§ **SUPPLIED DATA**:
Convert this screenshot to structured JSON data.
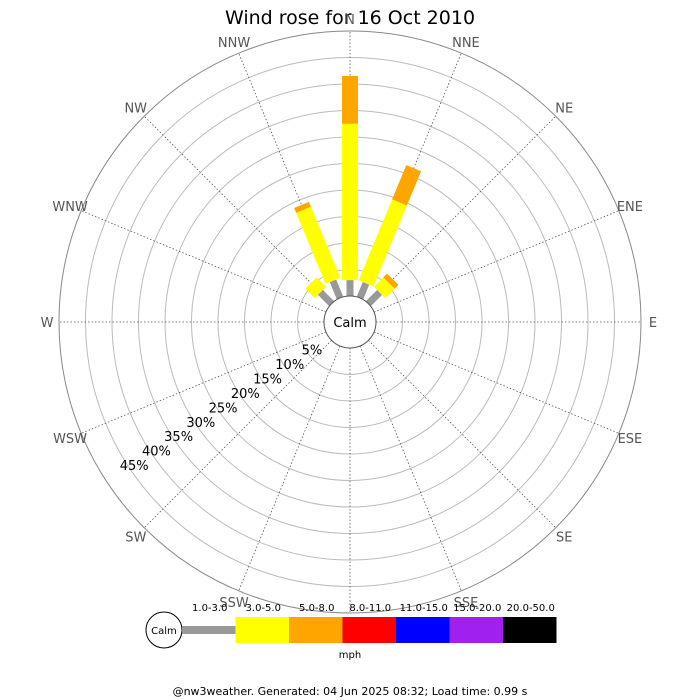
{
  "chart_data": {
    "type": "wind-rose",
    "title": "Wind rose for 16 Oct 2010",
    "calm_label": "Calm",
    "directions": [
      "N",
      "NNE",
      "NE",
      "ENE",
      "E",
      "ESE",
      "SE",
      "SSE",
      "S",
      "SSW",
      "SW",
      "WSW",
      "W",
      "WNW",
      "NW",
      "NNW"
    ],
    "ring_labels": [
      "5%",
      "10%",
      "15%",
      "20%",
      "25%",
      "30%",
      "35%",
      "40%",
      "45%"
    ],
    "ring_values": [
      5,
      10,
      15,
      20,
      25,
      30,
      35,
      40,
      45
    ],
    "r_max": 45,
    "speed_bins": [
      {
        "label": "1.0-3.0",
        "color": "#999999"
      },
      {
        "label": "3.0-5.0",
        "color": "#ffff00"
      },
      {
        "label": "5.0-8.0",
        "color": "#ffa500"
      },
      {
        "label": "8.0-11.0",
        "color": "#ff0000"
      },
      {
        "label": "11.0-15.0",
        "color": "#0000ff"
      },
      {
        "label": "15.0-20.0",
        "color": "#a020f0"
      },
      {
        "label": "20.0-50.0",
        "color": "#000000"
      }
    ],
    "legend_unit": "mph",
    "series": [
      {
        "direction": "N",
        "segments": [
          3.0,
          29.5,
          9.0,
          0,
          0,
          0,
          0
        ]
      },
      {
        "direction": "NNE",
        "segments": [
          3.0,
          16.5,
          7.0,
          0,
          0,
          0,
          0
        ]
      },
      {
        "direction": "NE",
        "segments": [
          3.0,
          2.5,
          1.0,
          0,
          0,
          0,
          0
        ]
      },
      {
        "direction": "ENE",
        "segments": [
          0,
          0,
          0,
          0,
          0,
          0,
          0
        ]
      },
      {
        "direction": "E",
        "segments": [
          0,
          0,
          0,
          0,
          0,
          0,
          0
        ]
      },
      {
        "direction": "ESE",
        "segments": [
          0,
          0,
          0,
          0,
          0,
          0,
          0
        ]
      },
      {
        "direction": "SE",
        "segments": [
          0,
          0,
          0,
          0,
          0,
          0,
          0
        ]
      },
      {
        "direction": "SSE",
        "segments": [
          0,
          0,
          0,
          0,
          0,
          0,
          0
        ]
      },
      {
        "direction": "S",
        "segments": [
          0,
          0,
          0,
          0,
          0,
          0,
          0
        ]
      },
      {
        "direction": "SSW",
        "segments": [
          0,
          0,
          0,
          0,
          0,
          0,
          0
        ]
      },
      {
        "direction": "SW",
        "segments": [
          0,
          0,
          0,
          0,
          0,
          0,
          0
        ]
      },
      {
        "direction": "WSW",
        "segments": [
          0,
          0,
          0,
          0,
          0,
          0,
          0
        ]
      },
      {
        "direction": "W",
        "segments": [
          0,
          0,
          0,
          0,
          0,
          0,
          0
        ]
      },
      {
        "direction": "WNW",
        "segments": [
          0,
          0,
          0,
          0,
          0,
          0,
          0
        ]
      },
      {
        "direction": "NW",
        "segments": [
          3.0,
          2.5,
          0,
          0,
          0,
          0,
          0
        ]
      },
      {
        "direction": "NNW",
        "segments": [
          3.5,
          14.5,
          1.0,
          0,
          0,
          0,
          0
        ]
      }
    ]
  },
  "footer": "@nw3weather. Generated: 04 Jun 2025 08:32; Load time: 0.99 s"
}
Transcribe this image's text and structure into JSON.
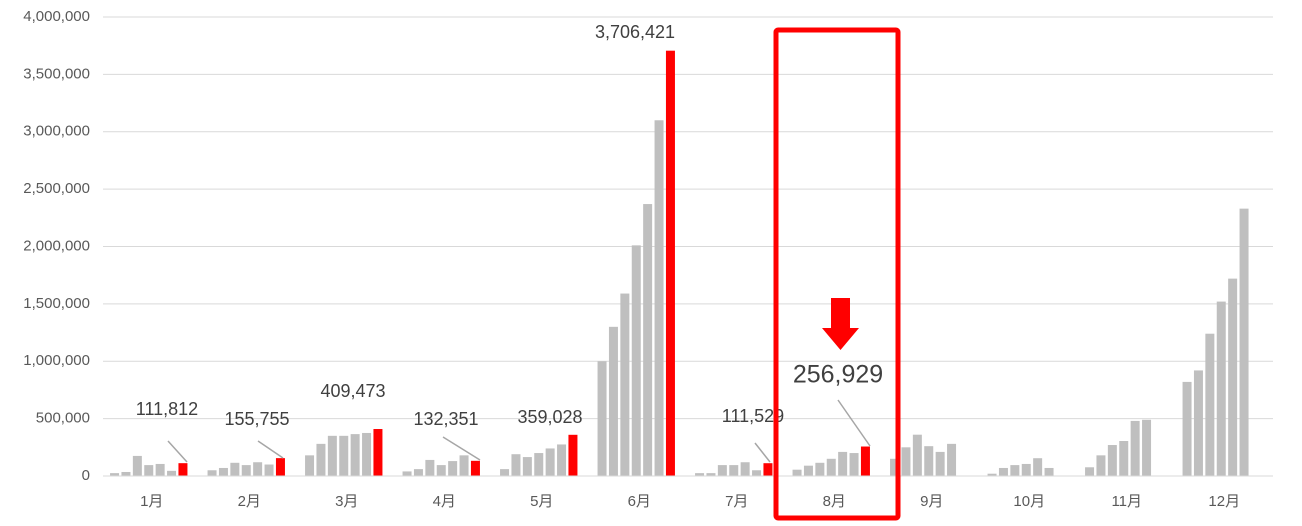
{
  "chart_data": {
    "type": "bar",
    "categories": [
      "1月",
      "2月",
      "3月",
      "4月",
      "5月",
      "6月",
      "7月",
      "8月",
      "9月",
      "10月",
      "11月",
      "12月"
    ],
    "series": [
      {
        "color": "#bfbfbf",
        "values": [
          25000,
          50000,
          180000,
          40000,
          60000,
          1000000,
          25000,
          55000,
          150000,
          20000,
          76000,
          820000
        ]
      },
      {
        "color": "#bfbfbf",
        "values": [
          35000,
          70000,
          280000,
          60000,
          190000,
          1300000,
          25000,
          90000,
          250000,
          70000,
          180000,
          920000
        ]
      },
      {
        "color": "#bfbfbf",
        "values": [
          175000,
          115000,
          350000,
          140000,
          165000,
          1590000,
          95000,
          115000,
          360000,
          95000,
          270000,
          1240000
        ]
      },
      {
        "color": "#bfbfbf",
        "values": [
          95000,
          95000,
          350000,
          95000,
          200000,
          2010000,
          95000,
          150000,
          260000,
          105000,
          305000,
          1520000
        ]
      },
      {
        "color": "#bfbfbf",
        "values": [
          105000,
          120000,
          365000,
          130000,
          240000,
          2370000,
          120000,
          210000,
          210000,
          155000,
          480000,
          1720000
        ]
      },
      {
        "color": "#bfbfbf",
        "values": [
          45000,
          100000,
          375000,
          180000,
          275000,
          3100000,
          50000,
          200000,
          280000,
          70000,
          490000,
          2330000
        ]
      },
      {
        "color": "#ff0000",
        "values": [
          111812,
          155755,
          409473,
          132351,
          359028,
          3706421,
          111529,
          256929,
          null,
          null,
          null,
          null
        ],
        "value_labels": [
          "111,812",
          "155,755",
          "409,473",
          "132,351",
          "359,028",
          "3,706,421",
          "111,529",
          "256,929",
          null,
          null,
          null,
          null
        ]
      }
    ],
    "ylim": [
      0,
      4000000
    ],
    "yticks": [
      0,
      {
        "value": 500000,
        "label": "500,000"
      },
      {
        "value": 1000000,
        "label": "1,000,000"
      },
      {
        "value": 1500000,
        "label": "1,500,000"
      },
      {
        "value": 2000000,
        "label": "2,000,000"
      },
      {
        "value": 2500000,
        "label": "2,500,000"
      },
      {
        "value": 3000000,
        "label": "3,000,000"
      },
      {
        "value": 3500000,
        "label": "3,500,000"
      },
      {
        "value": 4000000,
        "label": "4,000,000"
      }
    ],
    "grid": true
  }
}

§ **TASK TO COMPLETE**: Every entry should be returned exactly as written, minus the pictures.

§ **THE RESPONSE**:
Convert this screenshot to structured JSON data.
{
  "chart_data": {
    "type": "wind-rose",
    "title": "Wind rose for 16 Oct 2010",
    "calm_label": "Calm",
    "directions": [
      "N",
      "NNE",
      "NE",
      "ENE",
      "E",
      "ESE",
      "SE",
      "SSE",
      "S",
      "SSW",
      "SW",
      "WSW",
      "W",
      "WNW",
      "NW",
      "NNW"
    ],
    "ring_labels": [
      "5%",
      "10%",
      "15%",
      "20%",
      "25%",
      "30%",
      "35%",
      "40%",
      "45%"
    ],
    "ring_values": [
      5,
      10,
      15,
      20,
      25,
      30,
      35,
      40,
      45
    ],
    "r_max": 45,
    "speed_bins": [
      {
        "label": "1.0-3.0",
        "color": "#999999"
      },
      {
        "label": "3.0-5.0",
        "color": "#ffff00"
      },
      {
        "label": "5.0-8.0",
        "color": "#ffa500"
      },
      {
        "label": "8.0-11.0",
        "color": "#ff0000"
      },
      {
        "label": "11.0-15.0",
        "color": "#0000ff"
      },
      {
        "label": "15.0-20.0",
        "color": "#a020f0"
      },
      {
        "label": "20.0-50.0",
        "color": "#000000"
      }
    ],
    "legend_unit": "mph",
    "series": [
      {
        "direction": "N",
        "segments": [
          3.0,
          29.5,
          9.0,
          0,
          0,
          0,
          0
        ]
      },
      {
        "direction": "NNE",
        "segments": [
          3.0,
          16.5,
          7.0,
          0,
          0,
          0,
          0
        ]
      },
      {
        "direction": "NE",
        "segments": [
          3.0,
          2.5,
          1.0,
          0,
          0,
          0,
          0
        ]
      },
      {
        "direction": "ENE",
        "segments": [
          0,
          0,
          0,
          0,
          0,
          0,
          0
        ]
      },
      {
        "direction": "E",
        "segments": [
          0,
          0,
          0,
          0,
          0,
          0,
          0
        ]
      },
      {
        "direction": "ESE",
        "segments": [
          0,
          0,
          0,
          0,
          0,
          0,
          0
        ]
      },
      {
        "direction": "SE",
        "segments": [
          0,
          0,
          0,
          0,
          0,
          0,
          0
        ]
      },
      {
        "direction": "SSE",
        "segments": [
          0,
          0,
          0,
          0,
          0,
          0,
          0
        ]
      },
      {
        "direction": "S",
        "segments": [
          0,
          0,
          0,
          0,
          0,
          0,
          0
        ]
      },
      {
        "direction": "SSW",
        "segments": [
          0,
          0,
          0,
          0,
          0,
          0,
          0
        ]
      },
      {
        "direction": "SW",
        "segments": [
          0,
          0,
          0,
          0,
          0,
          0,
          0
        ]
      },
      {
        "direction": "WSW",
        "segments": [
          0,
          0,
          0,
          0,
          0,
          0,
          0
        ]
      },
      {
        "direction": "W",
        "segments": [
          0,
          0,
          0,
          0,
          0,
          0,
          0
        ]
      },
      {
        "direction": "WNW",
        "segments": [
          0,
          0,
          0,
          0,
          0,
          0,
          0
        ]
      },
      {
        "direction": "NW",
        "segments": [
          3.0,
          2.5,
          0,
          0,
          0,
          0,
          0
        ]
      },
      {
        "direction": "NNW",
        "segments": [
          3.5,
          14.5,
          1.0,
          0,
          0,
          0,
          0
        ]
      }
    ]
  },
  "footer": "@nw3weather. Generated: 04 Jun 2025 08:32; Load time: 0.99 s"
}
Transcribe this image's text and structure into JSON.
{
  "chart_data": {
    "type": "bar",
    "categories": [
      "1月",
      "2月",
      "3月",
      "4月",
      "5月",
      "6月",
      "7月",
      "8月",
      "9月",
      "10月",
      "11月",
      "12月"
    ],
    "series": [
      {
        "color": "#bfbfbf",
        "values": [
          25000,
          50000,
          180000,
          40000,
          60000,
          1000000,
          25000,
          55000,
          150000,
          20000,
          76000,
          820000
        ]
      },
      {
        "color": "#bfbfbf",
        "values": [
          35000,
          70000,
          280000,
          60000,
          190000,
          1300000,
          25000,
          90000,
          250000,
          70000,
          180000,
          920000
        ]
      },
      {
        "color": "#bfbfbf",
        "values": [
          175000,
          115000,
          350000,
          140000,
          165000,
          1590000,
          95000,
          115000,
          360000,
          95000,
          270000,
          1240000
        ]
      },
      {
        "color": "#bfbfbf",
        "values": [
          95000,
          95000,
          350000,
          95000,
          200000,
          2010000,
          95000,
          150000,
          260000,
          105000,
          305000,
          1520000
        ]
      },
      {
        "color": "#bfbfbf",
        "values": [
          105000,
          120000,
          365000,
          130000,
          240000,
          2370000,
          120000,
          210000,
          210000,
          155000,
          480000,
          1720000
        ]
      },
      {
        "color": "#bfbfbf",
        "values": [
          45000,
          100000,
          375000,
          180000,
          275000,
          3100000,
          50000,
          200000,
          280000,
          70000,
          490000,
          2330000
        ]
      },
      {
        "color": "#ff0000",
        "values": [
          111812,
          155755,
          409473,
          132351,
          359028,
          3706421,
          111529,
          256929,
          null,
          null,
          null,
          null
        ],
        "value_labels": [
          "111,812",
          "155,755",
          "409,473",
          "132,351",
          "359,028",
          "3,706,421",
          "111,529",
          "256,929",
          null,
          null,
          null,
          null
        ]
      }
    ],
    "ylim": [
      0,
      4000000
    ],
    "yticks": [
      0,
      {
        "value": 500000,
        "label": "500,000"
      },
      {
        "value": 1000000,
        "label": "1,000,000"
      },
      {
        "value": 1500000,
        "label": "1,500,000"
      },
      {
        "value": 2000000,
        "label": "2,000,000"
      },
      {
        "value": 2500000,
        "label": "2,500,000"
      },
      {
        "value": 3000000,
        "label": "3,000,000"
      },
      {
        "value": 3500000,
        "label": "3,500,000"
      },
      {
        "value": 4000000,
        "label": "4,000,000"
      }
    ],
    "grid": true
  }
}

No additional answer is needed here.